REQUIREMENT: Look for the word "name" in the entries and copy every line where it shows up.

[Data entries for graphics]
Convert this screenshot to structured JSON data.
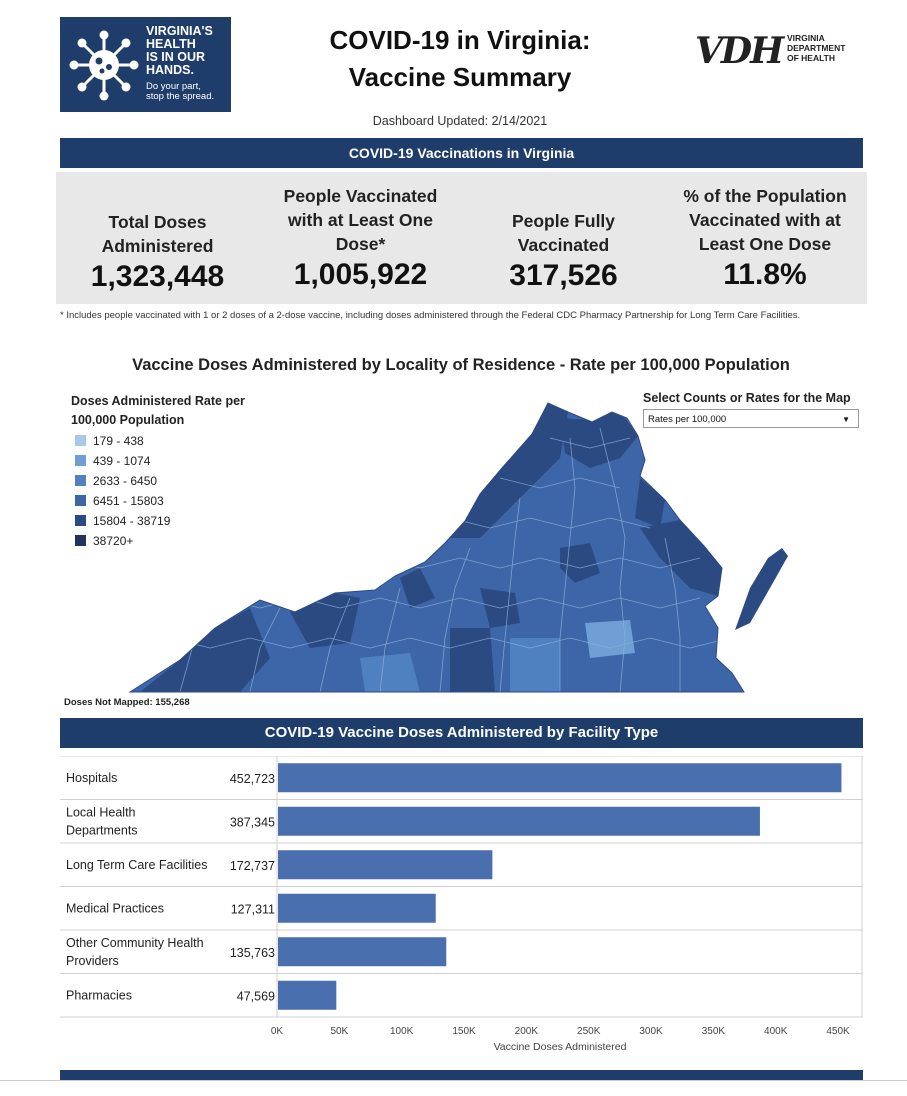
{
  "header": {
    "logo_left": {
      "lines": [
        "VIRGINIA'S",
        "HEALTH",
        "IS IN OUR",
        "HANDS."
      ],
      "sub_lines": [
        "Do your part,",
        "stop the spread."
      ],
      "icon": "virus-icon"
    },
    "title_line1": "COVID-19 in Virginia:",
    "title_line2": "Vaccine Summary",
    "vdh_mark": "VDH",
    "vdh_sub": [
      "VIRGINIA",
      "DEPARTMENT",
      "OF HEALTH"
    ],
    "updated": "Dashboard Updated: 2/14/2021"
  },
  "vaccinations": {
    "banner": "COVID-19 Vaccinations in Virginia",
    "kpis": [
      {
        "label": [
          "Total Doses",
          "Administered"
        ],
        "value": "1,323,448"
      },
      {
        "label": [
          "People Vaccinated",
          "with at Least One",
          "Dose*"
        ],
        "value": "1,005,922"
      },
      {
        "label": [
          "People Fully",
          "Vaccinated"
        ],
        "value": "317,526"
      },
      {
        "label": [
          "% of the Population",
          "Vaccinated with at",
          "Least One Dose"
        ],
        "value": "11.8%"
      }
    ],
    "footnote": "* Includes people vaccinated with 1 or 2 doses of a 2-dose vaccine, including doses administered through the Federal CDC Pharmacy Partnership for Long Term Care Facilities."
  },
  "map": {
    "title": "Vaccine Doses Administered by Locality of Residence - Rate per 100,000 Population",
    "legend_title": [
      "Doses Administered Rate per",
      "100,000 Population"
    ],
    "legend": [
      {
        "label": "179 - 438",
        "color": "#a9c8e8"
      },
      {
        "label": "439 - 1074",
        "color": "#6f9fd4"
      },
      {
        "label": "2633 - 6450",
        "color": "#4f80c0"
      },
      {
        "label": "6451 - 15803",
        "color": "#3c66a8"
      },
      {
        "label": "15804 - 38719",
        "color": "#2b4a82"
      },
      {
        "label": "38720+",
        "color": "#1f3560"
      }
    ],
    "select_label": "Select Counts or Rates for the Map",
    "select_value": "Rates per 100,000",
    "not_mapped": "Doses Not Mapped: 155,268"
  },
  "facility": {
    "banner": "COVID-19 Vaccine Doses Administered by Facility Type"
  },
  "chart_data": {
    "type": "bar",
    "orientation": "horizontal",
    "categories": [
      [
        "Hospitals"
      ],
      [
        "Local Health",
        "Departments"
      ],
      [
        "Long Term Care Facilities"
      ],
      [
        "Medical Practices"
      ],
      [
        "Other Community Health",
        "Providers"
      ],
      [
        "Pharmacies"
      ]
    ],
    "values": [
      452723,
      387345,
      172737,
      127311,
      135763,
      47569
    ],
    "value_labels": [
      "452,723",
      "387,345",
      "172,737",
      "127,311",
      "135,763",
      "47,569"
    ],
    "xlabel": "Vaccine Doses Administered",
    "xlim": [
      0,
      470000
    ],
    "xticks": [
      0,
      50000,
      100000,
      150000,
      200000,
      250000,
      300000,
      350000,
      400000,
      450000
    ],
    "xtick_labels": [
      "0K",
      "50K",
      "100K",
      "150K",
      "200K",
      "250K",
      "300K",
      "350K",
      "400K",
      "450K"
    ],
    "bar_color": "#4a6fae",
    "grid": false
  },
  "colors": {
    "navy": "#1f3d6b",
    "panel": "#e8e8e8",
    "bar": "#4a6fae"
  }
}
...
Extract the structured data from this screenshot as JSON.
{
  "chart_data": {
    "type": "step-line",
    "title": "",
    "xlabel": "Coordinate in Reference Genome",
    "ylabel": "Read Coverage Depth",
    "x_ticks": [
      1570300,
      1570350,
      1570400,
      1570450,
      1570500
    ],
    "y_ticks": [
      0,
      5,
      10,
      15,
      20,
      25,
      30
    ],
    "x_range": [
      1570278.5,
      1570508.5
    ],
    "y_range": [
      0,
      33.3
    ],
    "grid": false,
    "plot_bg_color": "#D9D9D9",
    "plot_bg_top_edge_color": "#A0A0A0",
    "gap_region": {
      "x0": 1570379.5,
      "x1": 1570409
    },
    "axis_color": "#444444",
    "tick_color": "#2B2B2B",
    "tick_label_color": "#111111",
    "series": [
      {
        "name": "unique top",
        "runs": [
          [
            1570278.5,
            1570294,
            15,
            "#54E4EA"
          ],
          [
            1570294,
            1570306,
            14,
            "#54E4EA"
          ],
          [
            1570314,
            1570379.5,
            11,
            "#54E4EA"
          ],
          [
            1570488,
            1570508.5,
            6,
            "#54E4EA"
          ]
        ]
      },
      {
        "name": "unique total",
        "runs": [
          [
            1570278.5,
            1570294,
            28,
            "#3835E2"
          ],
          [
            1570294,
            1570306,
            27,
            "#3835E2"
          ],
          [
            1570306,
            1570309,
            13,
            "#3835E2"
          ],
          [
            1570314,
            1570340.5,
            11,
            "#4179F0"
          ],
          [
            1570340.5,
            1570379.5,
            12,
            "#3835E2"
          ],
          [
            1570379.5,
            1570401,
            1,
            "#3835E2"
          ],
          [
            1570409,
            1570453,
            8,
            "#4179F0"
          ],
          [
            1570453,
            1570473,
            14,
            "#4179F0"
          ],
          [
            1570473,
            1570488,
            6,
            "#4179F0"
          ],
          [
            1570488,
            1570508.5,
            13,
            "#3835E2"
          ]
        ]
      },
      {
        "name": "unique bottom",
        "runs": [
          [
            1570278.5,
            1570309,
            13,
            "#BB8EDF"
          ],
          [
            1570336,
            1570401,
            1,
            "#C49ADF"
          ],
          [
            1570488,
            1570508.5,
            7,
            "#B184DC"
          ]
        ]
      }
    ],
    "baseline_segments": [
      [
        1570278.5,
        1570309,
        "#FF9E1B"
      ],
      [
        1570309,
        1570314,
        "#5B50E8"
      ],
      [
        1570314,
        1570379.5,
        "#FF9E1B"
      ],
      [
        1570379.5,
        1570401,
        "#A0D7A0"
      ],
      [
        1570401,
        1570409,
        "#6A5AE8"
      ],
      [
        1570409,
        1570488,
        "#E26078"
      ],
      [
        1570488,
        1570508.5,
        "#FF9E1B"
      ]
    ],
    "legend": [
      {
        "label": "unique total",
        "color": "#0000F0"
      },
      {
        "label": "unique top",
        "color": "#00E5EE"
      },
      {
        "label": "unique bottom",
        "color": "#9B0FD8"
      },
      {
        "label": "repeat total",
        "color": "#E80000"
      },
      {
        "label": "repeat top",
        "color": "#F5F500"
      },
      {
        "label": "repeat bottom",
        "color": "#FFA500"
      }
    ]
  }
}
---
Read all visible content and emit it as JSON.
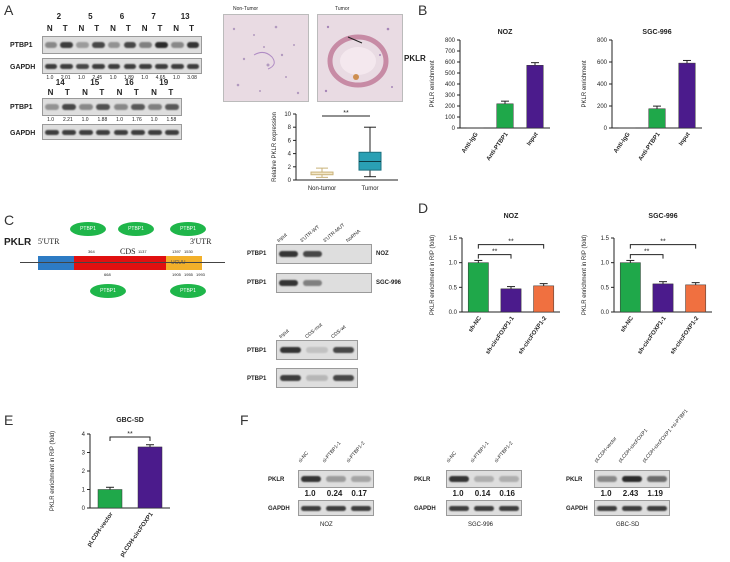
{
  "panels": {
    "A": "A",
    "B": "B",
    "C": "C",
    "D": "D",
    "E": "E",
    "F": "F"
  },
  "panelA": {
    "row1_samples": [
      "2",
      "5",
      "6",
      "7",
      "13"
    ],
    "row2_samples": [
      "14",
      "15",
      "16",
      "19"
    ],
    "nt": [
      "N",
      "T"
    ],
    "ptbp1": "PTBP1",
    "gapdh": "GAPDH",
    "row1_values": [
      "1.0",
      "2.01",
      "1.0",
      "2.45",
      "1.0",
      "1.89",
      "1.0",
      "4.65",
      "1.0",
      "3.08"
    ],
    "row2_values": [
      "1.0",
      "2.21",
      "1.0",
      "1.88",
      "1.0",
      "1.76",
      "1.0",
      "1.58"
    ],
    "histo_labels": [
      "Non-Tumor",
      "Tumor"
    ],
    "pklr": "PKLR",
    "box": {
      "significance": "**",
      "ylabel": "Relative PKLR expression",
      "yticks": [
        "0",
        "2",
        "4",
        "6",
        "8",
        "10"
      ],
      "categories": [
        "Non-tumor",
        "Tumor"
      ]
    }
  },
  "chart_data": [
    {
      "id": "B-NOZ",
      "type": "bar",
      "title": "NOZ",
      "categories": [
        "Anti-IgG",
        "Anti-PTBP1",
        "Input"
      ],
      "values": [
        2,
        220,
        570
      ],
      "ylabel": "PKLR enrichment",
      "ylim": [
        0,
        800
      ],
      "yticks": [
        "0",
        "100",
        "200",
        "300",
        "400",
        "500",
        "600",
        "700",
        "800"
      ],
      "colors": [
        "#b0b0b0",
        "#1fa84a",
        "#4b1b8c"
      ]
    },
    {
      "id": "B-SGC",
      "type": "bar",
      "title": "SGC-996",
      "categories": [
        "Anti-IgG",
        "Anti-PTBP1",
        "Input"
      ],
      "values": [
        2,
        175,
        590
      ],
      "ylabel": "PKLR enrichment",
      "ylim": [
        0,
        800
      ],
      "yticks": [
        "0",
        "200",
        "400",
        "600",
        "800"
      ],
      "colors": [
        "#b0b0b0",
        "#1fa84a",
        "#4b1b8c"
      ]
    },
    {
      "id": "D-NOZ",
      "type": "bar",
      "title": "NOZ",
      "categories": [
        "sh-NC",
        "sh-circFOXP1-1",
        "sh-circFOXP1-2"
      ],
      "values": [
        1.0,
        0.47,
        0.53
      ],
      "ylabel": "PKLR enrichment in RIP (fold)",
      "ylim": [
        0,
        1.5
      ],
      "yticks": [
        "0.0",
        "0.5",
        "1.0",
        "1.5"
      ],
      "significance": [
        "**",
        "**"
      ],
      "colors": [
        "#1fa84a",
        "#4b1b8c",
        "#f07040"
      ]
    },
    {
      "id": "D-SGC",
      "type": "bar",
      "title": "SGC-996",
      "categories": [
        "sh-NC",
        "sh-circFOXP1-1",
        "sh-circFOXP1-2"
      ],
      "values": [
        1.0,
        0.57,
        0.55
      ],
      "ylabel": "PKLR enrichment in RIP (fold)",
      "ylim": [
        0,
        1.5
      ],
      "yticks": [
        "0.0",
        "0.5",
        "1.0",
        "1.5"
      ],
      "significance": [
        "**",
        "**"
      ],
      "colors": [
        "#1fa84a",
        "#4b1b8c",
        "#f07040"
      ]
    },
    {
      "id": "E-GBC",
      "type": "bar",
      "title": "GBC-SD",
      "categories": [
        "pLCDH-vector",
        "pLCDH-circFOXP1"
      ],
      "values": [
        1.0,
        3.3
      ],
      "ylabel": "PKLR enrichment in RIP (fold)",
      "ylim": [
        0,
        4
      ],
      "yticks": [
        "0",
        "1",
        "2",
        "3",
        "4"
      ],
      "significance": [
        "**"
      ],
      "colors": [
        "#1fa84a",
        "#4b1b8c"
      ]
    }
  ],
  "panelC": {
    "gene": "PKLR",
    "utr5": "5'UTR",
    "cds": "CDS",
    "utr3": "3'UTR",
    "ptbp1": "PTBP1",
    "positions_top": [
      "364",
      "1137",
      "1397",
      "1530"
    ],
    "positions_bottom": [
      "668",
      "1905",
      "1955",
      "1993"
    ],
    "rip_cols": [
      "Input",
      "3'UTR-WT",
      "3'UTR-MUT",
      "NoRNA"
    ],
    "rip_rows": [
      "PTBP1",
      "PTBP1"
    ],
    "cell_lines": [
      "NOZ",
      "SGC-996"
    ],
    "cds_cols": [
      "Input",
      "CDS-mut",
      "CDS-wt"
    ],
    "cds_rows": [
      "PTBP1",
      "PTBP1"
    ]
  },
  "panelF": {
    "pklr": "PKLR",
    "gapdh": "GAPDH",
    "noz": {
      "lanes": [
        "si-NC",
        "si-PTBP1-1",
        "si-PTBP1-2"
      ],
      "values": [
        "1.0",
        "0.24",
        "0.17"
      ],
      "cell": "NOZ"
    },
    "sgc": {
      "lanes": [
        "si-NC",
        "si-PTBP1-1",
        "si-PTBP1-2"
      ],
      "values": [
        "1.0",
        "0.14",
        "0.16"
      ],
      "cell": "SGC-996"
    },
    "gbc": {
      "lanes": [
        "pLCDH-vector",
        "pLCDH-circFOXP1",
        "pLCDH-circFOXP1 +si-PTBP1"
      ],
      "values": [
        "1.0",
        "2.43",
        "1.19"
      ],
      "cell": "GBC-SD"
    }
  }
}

FINAL ANSWER:
        "name": "unique top",
        "name": "unique total",
        "name": "unique bottom",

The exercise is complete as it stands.